[Records excerpted from a collection]

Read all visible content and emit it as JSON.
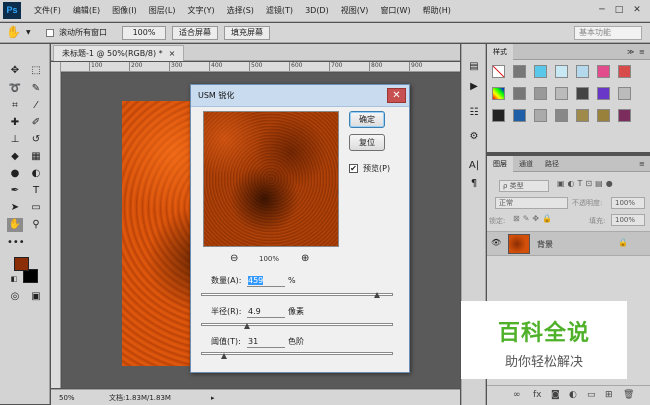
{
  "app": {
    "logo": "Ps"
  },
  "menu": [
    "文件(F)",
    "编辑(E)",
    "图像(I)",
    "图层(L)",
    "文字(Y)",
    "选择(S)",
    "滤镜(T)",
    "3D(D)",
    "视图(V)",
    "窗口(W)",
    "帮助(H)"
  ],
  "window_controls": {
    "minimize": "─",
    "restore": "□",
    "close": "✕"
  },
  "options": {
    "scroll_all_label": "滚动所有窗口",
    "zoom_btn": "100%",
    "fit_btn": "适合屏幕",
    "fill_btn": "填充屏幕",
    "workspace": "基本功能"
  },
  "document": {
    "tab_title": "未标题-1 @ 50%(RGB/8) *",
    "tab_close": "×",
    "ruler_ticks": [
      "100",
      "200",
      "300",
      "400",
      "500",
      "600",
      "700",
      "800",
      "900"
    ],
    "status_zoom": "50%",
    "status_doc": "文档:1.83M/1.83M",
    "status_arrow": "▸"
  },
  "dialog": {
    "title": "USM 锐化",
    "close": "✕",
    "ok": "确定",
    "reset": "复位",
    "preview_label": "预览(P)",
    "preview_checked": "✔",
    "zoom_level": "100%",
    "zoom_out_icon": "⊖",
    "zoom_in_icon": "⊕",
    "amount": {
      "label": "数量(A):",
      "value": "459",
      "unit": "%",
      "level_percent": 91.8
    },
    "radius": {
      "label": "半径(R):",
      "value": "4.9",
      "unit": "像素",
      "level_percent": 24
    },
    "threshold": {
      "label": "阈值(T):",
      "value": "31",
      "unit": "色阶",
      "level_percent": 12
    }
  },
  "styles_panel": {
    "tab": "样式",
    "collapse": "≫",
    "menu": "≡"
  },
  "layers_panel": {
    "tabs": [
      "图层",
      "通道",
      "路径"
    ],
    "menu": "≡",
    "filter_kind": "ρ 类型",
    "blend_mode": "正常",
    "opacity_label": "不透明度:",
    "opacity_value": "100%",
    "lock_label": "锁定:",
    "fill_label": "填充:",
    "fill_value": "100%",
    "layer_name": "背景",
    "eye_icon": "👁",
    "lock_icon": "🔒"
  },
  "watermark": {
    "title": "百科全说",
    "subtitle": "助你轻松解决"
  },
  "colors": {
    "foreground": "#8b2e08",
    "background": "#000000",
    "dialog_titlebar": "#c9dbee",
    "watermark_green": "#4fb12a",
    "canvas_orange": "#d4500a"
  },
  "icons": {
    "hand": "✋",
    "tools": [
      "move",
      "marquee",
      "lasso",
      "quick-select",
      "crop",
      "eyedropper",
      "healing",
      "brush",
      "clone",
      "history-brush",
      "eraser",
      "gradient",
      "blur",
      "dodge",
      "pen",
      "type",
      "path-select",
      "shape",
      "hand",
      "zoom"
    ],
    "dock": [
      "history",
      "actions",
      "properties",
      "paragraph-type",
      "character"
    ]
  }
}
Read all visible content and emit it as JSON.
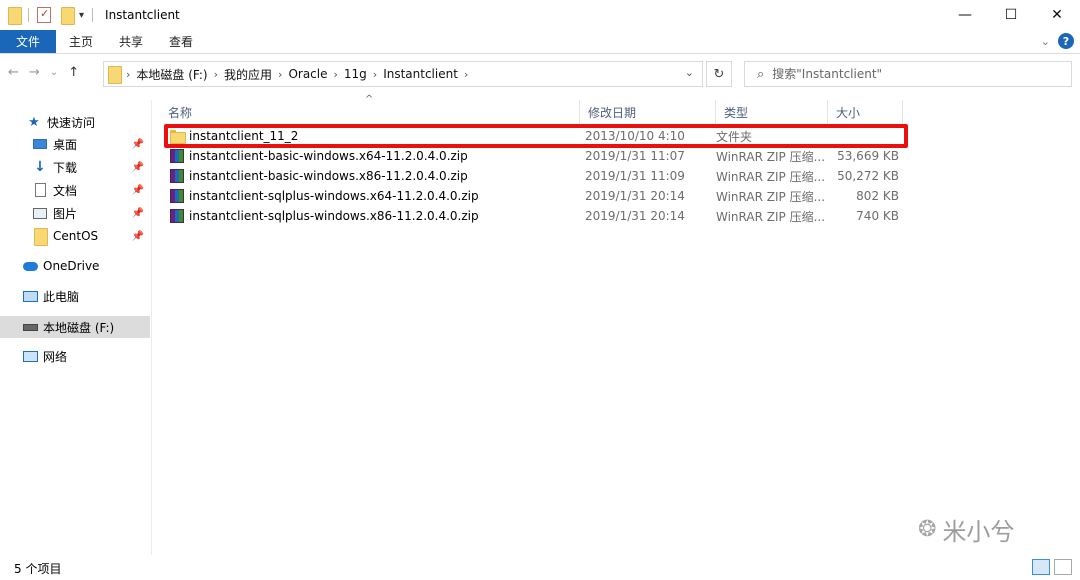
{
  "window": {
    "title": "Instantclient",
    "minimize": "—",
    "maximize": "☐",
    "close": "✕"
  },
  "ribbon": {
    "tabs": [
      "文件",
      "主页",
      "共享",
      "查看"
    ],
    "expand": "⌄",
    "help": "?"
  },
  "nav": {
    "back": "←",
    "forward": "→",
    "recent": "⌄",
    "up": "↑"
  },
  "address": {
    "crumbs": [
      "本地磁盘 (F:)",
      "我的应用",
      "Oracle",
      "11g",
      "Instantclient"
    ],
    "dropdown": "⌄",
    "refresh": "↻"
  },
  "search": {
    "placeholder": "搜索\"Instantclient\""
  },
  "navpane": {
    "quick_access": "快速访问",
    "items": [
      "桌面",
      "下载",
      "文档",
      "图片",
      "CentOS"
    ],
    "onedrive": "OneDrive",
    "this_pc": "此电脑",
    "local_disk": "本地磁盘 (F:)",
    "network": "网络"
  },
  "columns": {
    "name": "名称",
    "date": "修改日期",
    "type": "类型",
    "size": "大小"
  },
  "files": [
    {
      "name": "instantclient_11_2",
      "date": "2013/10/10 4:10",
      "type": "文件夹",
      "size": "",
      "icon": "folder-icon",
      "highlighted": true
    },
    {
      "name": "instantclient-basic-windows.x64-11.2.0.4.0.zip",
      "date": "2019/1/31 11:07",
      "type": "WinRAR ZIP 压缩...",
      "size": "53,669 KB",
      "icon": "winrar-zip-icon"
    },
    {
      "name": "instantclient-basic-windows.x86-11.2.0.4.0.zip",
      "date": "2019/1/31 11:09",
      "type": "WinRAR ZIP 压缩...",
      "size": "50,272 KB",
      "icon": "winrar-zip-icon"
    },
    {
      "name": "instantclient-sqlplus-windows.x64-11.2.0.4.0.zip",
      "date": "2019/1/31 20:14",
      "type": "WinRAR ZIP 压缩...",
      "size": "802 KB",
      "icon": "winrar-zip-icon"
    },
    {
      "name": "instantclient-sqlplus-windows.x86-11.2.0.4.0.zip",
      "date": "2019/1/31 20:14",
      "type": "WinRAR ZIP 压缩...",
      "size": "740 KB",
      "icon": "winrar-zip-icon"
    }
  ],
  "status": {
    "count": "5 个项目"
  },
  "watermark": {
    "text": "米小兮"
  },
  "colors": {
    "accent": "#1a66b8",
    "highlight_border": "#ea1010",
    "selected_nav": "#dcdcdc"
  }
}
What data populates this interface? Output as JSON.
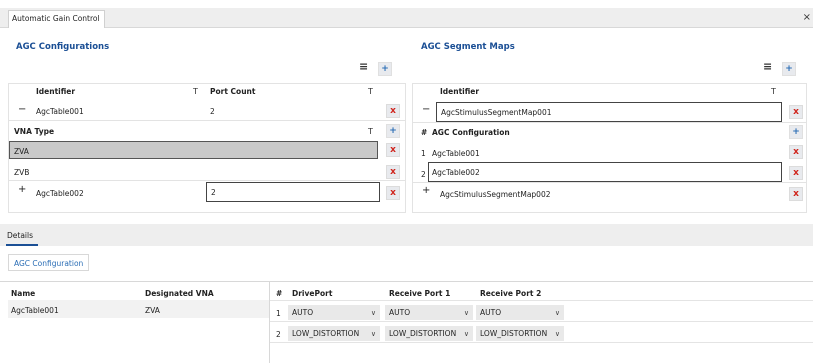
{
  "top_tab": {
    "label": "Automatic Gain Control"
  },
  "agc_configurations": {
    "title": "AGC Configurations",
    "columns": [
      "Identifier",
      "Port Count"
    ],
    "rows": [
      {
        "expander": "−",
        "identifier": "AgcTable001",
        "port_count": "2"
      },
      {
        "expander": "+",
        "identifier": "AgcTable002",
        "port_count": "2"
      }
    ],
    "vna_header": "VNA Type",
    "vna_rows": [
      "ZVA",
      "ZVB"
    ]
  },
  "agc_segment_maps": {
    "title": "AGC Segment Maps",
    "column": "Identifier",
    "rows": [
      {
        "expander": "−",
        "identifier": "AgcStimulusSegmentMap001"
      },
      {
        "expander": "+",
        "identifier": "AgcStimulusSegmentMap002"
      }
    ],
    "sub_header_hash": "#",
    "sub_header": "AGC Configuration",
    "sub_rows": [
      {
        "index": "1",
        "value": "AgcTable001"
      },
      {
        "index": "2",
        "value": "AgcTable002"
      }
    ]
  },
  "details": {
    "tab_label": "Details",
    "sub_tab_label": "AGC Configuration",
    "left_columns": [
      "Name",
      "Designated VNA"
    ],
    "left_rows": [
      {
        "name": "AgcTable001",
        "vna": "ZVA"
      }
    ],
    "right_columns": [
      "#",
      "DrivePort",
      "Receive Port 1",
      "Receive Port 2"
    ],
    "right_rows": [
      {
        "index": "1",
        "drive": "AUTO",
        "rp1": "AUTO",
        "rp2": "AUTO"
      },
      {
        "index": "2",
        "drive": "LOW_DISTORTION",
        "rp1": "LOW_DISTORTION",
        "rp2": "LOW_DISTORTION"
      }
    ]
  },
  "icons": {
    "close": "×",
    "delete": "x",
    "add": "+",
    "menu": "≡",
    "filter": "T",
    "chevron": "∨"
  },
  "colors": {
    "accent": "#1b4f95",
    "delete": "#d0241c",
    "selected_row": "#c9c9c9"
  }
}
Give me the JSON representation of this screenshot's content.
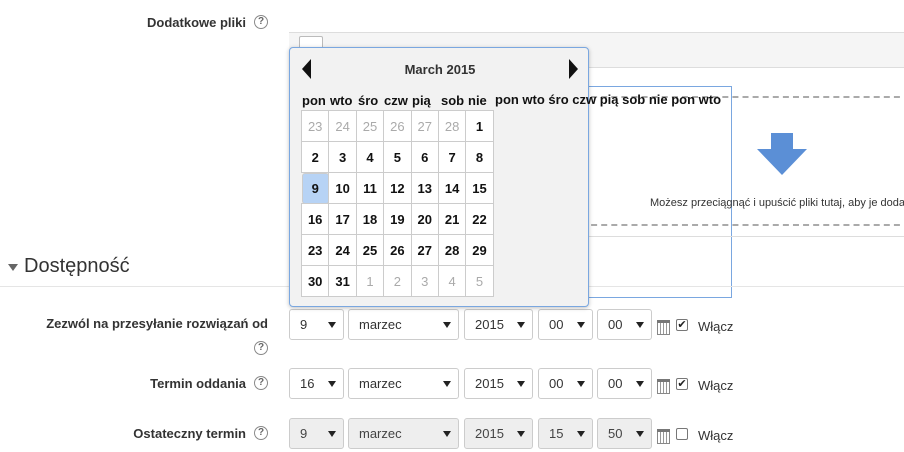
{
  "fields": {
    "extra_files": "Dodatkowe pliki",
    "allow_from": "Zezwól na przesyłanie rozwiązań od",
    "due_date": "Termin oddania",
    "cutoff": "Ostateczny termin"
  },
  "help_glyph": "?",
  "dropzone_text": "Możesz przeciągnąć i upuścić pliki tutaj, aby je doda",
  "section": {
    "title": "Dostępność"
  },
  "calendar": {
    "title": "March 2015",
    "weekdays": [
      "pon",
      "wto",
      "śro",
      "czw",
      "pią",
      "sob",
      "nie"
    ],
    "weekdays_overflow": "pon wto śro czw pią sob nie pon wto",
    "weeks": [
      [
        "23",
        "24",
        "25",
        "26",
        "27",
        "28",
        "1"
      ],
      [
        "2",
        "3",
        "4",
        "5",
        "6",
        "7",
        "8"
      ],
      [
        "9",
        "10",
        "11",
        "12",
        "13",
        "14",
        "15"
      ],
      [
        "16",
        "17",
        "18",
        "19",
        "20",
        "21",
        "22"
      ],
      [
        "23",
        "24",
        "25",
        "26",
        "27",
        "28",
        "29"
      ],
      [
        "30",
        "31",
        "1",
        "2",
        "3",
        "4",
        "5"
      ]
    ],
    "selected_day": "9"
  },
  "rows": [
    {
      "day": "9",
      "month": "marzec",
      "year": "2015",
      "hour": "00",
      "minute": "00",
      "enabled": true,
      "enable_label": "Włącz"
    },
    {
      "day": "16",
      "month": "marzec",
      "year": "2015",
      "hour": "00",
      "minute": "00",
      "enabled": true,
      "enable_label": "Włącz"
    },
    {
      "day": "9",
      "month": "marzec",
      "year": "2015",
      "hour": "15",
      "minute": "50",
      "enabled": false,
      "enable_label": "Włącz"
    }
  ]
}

* [OBJECTIVE]:
Track down all lines above with the string "size" and copy them.

* [SOLUTION]:
    "size": "大小"
      "size": "",
      "size": "53,669 KB",
      "size": "50,272 KB",
      "size": "802 KB",
      "size": "740 KB",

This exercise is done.